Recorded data
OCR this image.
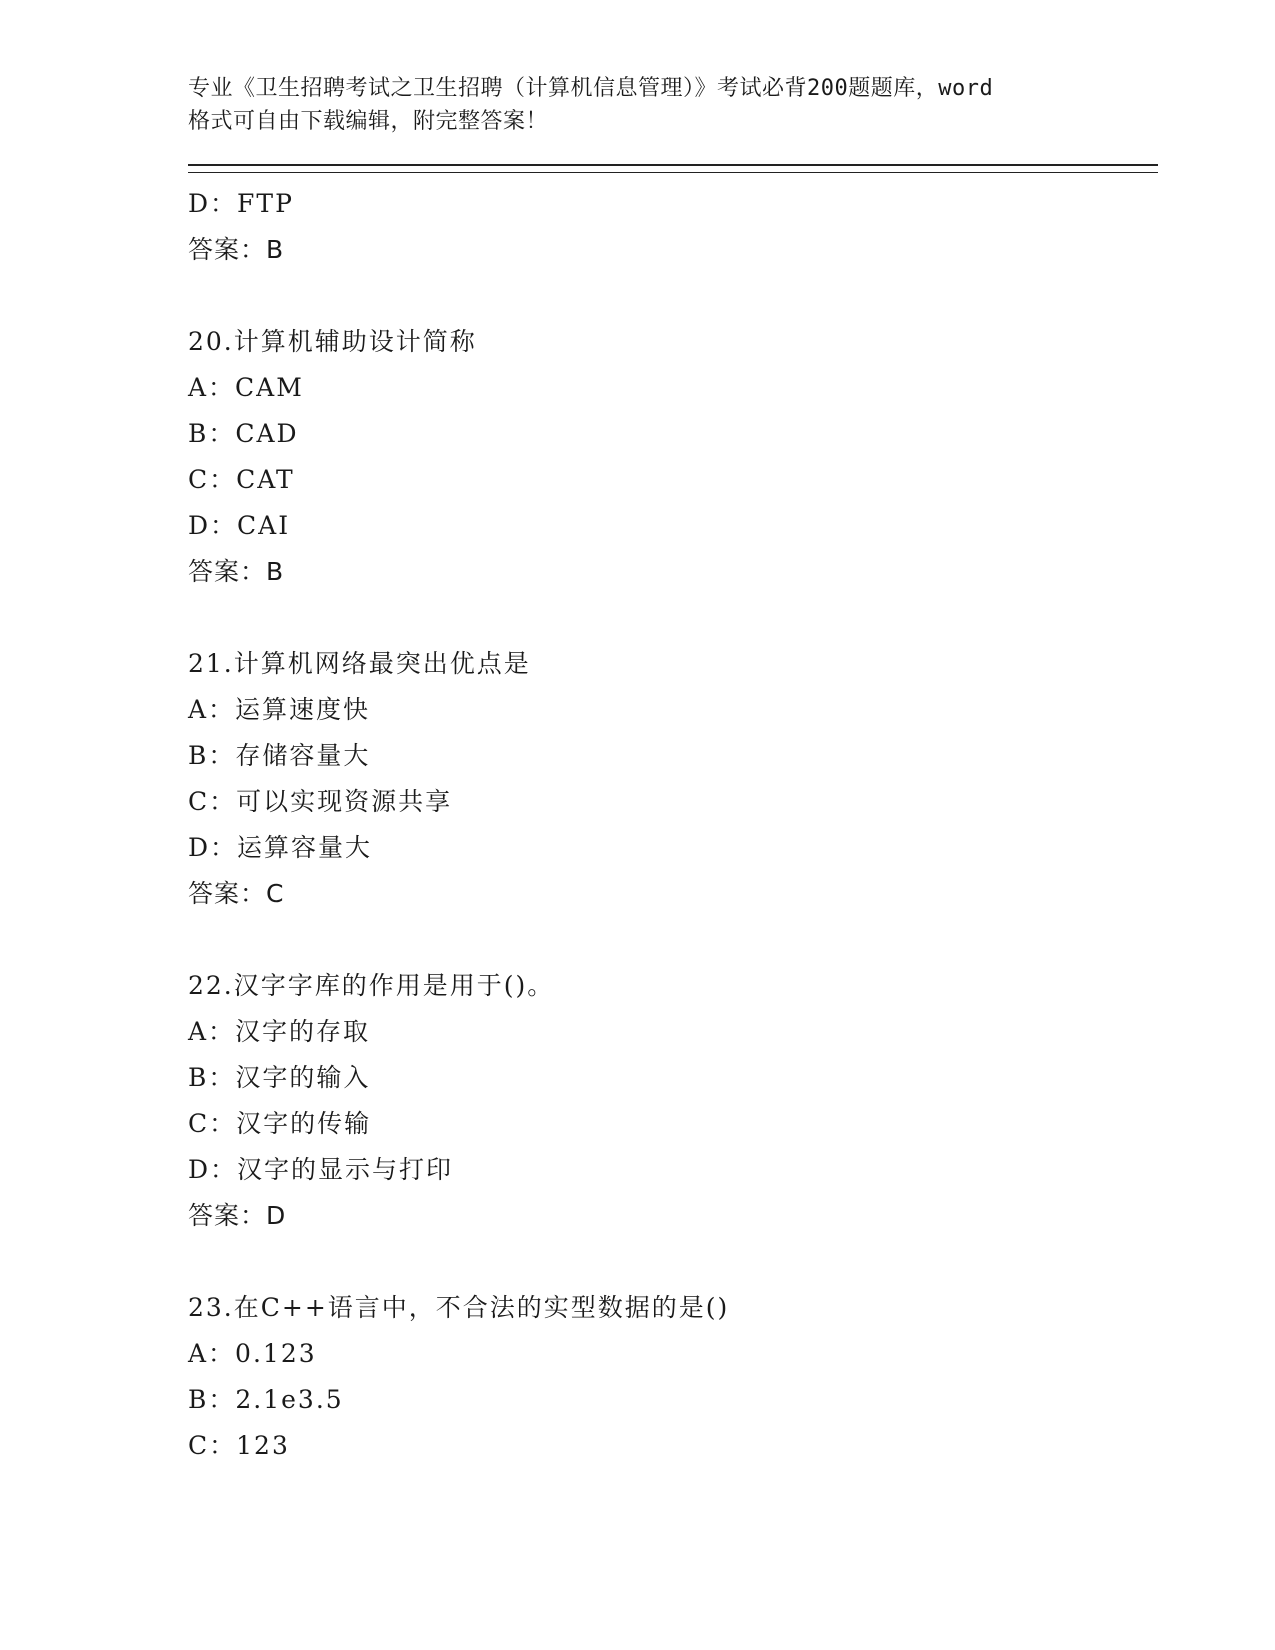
专业《卫生招聘考试之卫生招聘（计算机信息管理）》考试必背200题题库，word

格式可自由下载编辑，附完整答案！

D：FTP
答案：B
20.计算机辅助设计简称
A：CAM
B：CAD
C：CAT
D：CAI
答案：B
21.计算机网络最突出优点是
A：运算速度快
B：存储容量大
C：可以实现资源共享
D：运算容量大
答案：C
22.汉字字库的作用是用于()。
A：汉字的存取
B：汉字的输入
C：汉字的传输
D：汉字的显示与打印
答案：D
23.在C++语言中，不合法的实型数据的是()
A：0.123
B：2.1e3.5
C：123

Instructions for the task
Pictures stay out; reproduce every line of the records exactly.

Final answer
OCR this image.
专业《卫生招聘考试之卫生招聘（计算机信息管理）》考试必背200题题库，word

格式可自由下载编辑，附完整答案！

D：FTP
答案：B
20.计算机辅助设计简称
A：CAM
B：CAD
C：CAT
D：CAI
答案：B
21.计算机网络最突出优点是
A：运算速度快
B：存储容量大
C：可以实现资源共享
D：运算容量大
答案：C
22.汉字字库的作用是用于()。
A：汉字的存取
B：汉字的输入
C：汉字的传输
D：汉字的显示与打印
答案：D
23.在C++语言中，不合法的实型数据的是()
A：0.123
B：2.1e3.5
C：123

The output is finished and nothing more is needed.